▸ EXERCISE INSTRUCTIONS:
Pull each line containing "this" out of the data and copy it.

Figure data in JSON
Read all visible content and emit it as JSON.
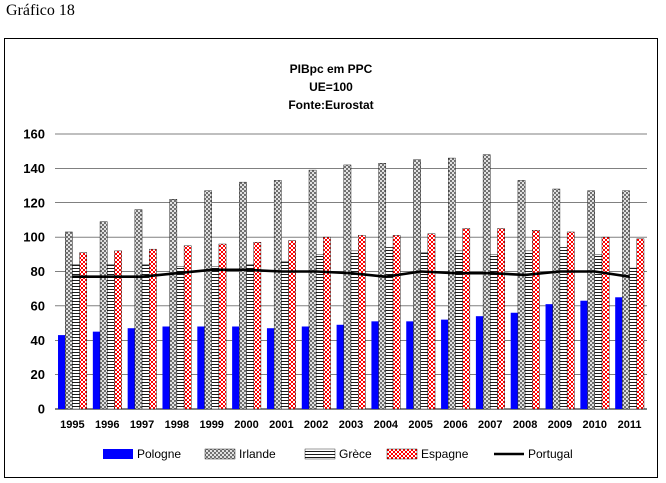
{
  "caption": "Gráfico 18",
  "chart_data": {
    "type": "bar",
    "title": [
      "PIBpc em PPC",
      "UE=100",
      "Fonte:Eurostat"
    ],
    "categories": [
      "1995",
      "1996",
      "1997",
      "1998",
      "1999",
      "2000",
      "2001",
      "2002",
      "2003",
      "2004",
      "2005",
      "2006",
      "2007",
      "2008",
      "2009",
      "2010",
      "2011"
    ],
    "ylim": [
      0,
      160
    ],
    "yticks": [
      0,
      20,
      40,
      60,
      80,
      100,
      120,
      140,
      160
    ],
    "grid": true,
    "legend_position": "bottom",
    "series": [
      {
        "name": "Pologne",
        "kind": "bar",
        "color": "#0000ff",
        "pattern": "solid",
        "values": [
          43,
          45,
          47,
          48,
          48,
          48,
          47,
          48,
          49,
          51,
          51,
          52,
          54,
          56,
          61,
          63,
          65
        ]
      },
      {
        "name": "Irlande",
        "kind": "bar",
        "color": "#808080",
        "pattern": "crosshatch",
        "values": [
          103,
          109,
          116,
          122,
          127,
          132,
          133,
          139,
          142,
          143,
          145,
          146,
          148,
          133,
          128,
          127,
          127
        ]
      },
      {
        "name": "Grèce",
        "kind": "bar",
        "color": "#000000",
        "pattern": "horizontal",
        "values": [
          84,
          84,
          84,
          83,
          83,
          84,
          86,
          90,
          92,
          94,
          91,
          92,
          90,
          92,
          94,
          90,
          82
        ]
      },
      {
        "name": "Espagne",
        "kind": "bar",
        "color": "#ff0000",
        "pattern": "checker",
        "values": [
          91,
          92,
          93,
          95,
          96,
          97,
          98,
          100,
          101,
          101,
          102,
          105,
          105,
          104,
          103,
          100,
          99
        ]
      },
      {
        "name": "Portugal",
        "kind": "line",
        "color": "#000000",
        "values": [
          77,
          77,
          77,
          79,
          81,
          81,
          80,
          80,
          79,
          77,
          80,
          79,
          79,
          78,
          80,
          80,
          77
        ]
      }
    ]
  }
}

...

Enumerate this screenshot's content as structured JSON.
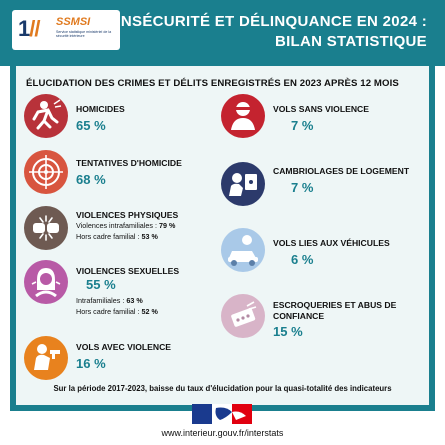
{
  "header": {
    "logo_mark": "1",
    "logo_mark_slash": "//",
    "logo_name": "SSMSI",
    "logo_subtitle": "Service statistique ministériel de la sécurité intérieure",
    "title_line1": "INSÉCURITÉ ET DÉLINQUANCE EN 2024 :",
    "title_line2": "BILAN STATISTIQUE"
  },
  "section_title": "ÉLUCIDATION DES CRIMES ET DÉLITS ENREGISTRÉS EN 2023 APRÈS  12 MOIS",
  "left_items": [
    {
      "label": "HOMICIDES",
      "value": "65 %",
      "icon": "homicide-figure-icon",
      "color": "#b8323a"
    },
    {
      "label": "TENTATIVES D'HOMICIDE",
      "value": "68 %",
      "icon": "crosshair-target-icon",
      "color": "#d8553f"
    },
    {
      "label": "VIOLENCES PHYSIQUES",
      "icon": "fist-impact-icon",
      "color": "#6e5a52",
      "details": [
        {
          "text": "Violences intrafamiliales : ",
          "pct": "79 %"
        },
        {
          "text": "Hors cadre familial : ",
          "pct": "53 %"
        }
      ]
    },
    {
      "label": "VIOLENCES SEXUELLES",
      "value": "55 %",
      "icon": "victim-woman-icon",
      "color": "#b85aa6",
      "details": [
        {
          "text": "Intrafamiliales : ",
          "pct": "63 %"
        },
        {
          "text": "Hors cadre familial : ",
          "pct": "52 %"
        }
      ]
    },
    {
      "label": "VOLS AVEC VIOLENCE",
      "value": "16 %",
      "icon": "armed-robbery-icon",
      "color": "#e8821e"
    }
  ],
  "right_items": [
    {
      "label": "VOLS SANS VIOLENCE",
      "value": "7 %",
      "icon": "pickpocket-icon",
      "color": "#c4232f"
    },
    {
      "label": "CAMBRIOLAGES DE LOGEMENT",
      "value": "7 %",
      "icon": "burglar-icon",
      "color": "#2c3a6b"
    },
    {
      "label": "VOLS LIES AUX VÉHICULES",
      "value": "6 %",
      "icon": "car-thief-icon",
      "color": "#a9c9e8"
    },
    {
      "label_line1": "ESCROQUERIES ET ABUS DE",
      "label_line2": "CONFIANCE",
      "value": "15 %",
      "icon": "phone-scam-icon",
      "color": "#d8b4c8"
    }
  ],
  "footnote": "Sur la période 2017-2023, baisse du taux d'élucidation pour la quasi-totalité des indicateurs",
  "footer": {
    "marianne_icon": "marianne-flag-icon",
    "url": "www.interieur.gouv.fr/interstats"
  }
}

--

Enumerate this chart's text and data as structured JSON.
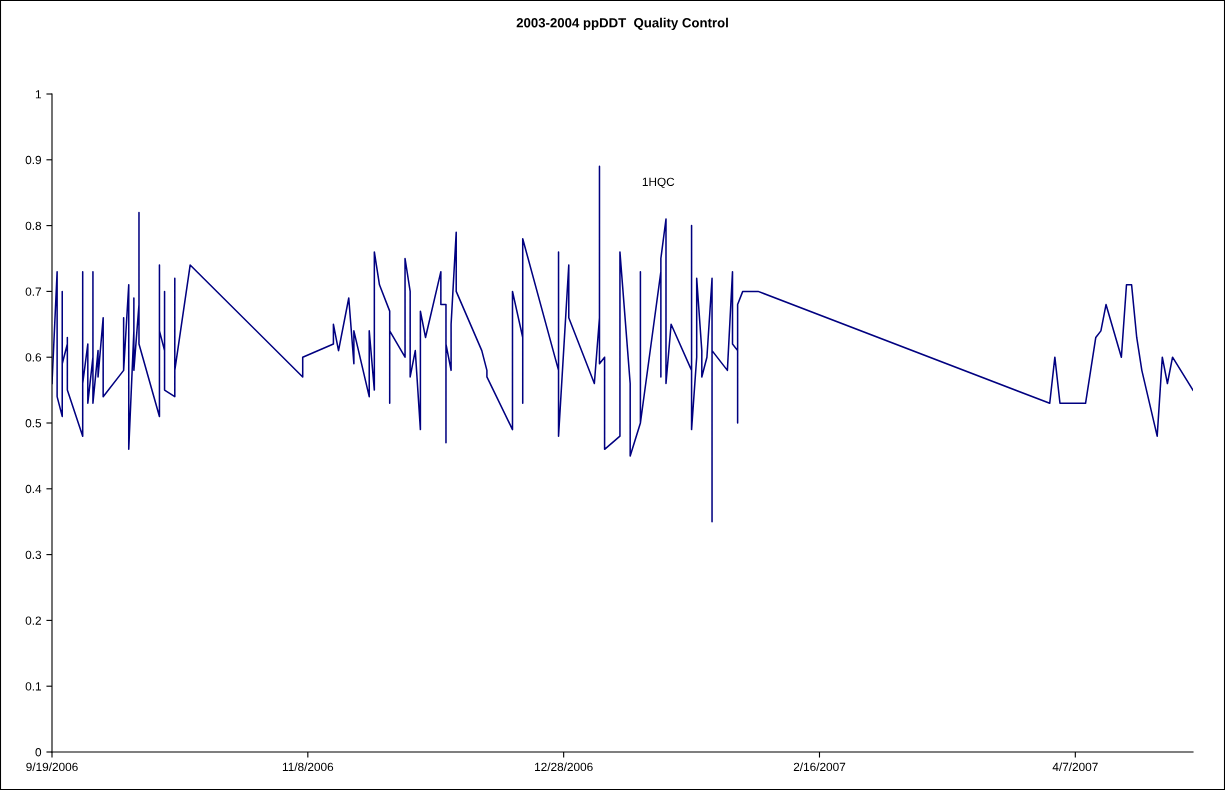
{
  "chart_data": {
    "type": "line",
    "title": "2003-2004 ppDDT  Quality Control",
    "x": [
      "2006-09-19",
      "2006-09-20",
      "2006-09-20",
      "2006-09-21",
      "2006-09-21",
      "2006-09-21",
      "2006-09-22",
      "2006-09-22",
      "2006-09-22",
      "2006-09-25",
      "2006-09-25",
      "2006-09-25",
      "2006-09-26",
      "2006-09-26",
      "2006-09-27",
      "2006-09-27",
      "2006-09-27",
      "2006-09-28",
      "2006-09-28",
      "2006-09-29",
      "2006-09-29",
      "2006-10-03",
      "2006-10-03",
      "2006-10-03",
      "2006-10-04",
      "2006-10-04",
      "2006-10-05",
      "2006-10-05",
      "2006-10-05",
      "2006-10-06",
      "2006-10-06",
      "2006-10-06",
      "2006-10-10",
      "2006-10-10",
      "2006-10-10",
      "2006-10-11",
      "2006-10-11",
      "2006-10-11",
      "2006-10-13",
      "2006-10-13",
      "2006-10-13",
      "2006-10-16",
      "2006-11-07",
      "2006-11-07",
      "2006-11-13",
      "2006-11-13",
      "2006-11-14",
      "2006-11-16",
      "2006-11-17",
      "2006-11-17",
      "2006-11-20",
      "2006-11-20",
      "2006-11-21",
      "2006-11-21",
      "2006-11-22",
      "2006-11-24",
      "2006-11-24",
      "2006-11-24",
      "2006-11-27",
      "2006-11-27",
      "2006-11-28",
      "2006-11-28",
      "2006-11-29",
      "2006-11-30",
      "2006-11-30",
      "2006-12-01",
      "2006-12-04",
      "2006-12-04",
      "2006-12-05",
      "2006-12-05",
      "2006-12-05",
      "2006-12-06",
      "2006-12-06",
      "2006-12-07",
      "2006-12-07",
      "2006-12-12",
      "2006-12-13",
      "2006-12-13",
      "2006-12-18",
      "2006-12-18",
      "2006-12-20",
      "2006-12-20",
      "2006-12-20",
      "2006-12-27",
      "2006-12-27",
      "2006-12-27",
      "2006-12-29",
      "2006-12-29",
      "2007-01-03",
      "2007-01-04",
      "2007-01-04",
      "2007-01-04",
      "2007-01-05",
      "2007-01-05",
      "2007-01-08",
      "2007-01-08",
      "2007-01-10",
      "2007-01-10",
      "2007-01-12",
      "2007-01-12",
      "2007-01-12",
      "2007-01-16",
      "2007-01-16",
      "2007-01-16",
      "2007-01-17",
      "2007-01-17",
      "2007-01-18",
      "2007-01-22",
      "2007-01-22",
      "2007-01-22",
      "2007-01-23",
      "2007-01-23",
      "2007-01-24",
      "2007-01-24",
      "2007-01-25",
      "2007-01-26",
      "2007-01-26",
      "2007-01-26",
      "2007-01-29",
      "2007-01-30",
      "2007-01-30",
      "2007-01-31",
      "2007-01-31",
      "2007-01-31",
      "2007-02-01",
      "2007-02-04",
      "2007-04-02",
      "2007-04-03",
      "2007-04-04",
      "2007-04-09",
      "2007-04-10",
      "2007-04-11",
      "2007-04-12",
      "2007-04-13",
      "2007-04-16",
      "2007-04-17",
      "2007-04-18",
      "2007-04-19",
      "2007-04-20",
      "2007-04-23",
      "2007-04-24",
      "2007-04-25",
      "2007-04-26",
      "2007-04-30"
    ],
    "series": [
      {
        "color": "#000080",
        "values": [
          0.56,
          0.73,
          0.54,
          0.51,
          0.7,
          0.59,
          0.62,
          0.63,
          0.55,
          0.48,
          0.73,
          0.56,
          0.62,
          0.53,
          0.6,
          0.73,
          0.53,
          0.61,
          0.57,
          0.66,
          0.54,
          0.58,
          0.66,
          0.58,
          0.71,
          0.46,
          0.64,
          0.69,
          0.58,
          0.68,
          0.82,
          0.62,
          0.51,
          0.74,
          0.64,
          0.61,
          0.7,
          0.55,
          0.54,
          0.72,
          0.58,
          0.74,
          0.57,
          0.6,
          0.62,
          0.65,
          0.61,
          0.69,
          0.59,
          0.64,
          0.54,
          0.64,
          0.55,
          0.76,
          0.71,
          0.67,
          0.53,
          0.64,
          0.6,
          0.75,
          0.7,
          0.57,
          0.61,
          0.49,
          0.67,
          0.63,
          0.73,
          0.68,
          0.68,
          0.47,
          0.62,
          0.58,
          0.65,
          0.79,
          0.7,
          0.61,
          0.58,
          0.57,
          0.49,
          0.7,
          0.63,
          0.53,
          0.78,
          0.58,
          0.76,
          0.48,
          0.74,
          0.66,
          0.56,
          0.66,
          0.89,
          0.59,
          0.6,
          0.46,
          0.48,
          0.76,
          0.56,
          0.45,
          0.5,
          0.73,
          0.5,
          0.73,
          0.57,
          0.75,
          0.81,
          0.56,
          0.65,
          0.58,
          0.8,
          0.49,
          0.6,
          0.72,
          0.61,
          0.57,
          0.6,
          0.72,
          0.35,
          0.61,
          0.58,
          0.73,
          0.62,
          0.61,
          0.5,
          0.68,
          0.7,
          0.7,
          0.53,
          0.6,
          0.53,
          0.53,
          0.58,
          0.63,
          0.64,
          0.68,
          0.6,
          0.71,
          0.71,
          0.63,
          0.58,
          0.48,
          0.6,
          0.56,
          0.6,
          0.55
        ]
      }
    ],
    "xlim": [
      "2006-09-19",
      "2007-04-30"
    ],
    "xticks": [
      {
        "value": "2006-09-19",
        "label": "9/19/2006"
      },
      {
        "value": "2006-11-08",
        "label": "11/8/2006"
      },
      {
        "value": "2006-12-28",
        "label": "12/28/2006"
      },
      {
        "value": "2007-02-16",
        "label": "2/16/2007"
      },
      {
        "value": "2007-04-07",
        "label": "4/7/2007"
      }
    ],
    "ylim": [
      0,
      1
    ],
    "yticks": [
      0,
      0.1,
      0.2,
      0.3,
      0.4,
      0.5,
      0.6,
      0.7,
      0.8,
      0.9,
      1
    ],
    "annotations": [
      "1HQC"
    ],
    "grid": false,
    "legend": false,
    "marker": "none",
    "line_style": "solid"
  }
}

▸ OUTPUT OF THE TASK:
Enumerate this screenshot's content as structured JSON.
Enumerate this chart's text and data as structured JSON.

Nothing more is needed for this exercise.